-- begin MATERIAL PROVIDED --

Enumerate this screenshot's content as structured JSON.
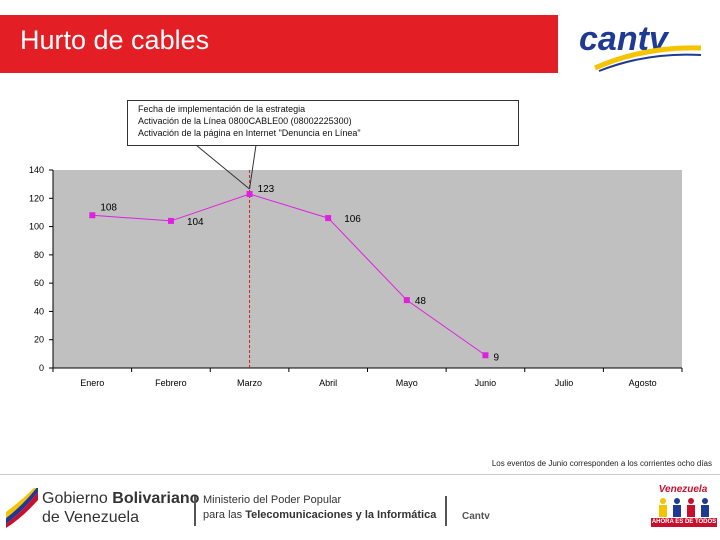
{
  "header": {
    "title": "Hurto de cables",
    "logo_text": "cantv"
  },
  "callout": {
    "lines": [
      "Fecha de implementación de la estrategia",
      "Activación de la Línea 0800CABLE00 (08002225300)",
      "Activación de la página en Internet \"Denuncia en Línea\""
    ]
  },
  "chart_data": {
    "type": "line",
    "categories": [
      "Enero",
      "Febrero",
      "Marzo",
      "Abril",
      "Mayo",
      "Junio",
      "Julio",
      "Agosto"
    ],
    "values": [
      108,
      104,
      123,
      106,
      48,
      9,
      null,
      null
    ],
    "ylim": [
      0,
      140
    ],
    "yticks": [
      0,
      20,
      40,
      60,
      80,
      100,
      120,
      140
    ],
    "marker_line_category": "Marzo",
    "grid": false,
    "colors": {
      "series": "#e020e0",
      "plot_bg": "#c0c0c0",
      "marker_line": "#d02020"
    }
  },
  "note": "Los eventos de Junio corresponden a los corrientes ocho días",
  "footer": {
    "gobierno_line1_a": "Gobierno ",
    "gobierno_line1_b": "Bolivariano",
    "gobierno_line2": "de Venezuela",
    "ministerio_line1": "Ministerio del Poder Popular",
    "ministerio_line2_a": "para las ",
    "ministerio_line2_b": "Telecomunicaciones y la Informática",
    "cantv": "Cantv",
    "venezuela_word": "Venezuela",
    "venezuela_slogan": "AHORA ES DE TODOS"
  },
  "colors": {
    "brand_red": "#e31e24",
    "cantv_blue": "#1f3a93",
    "cantv_yellow": "#f5c400"
  }
}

-- end MATERIAL PROVIDED --

Tally the lines of the data that hold the string "Activación". Answer with the number and nothing more.

2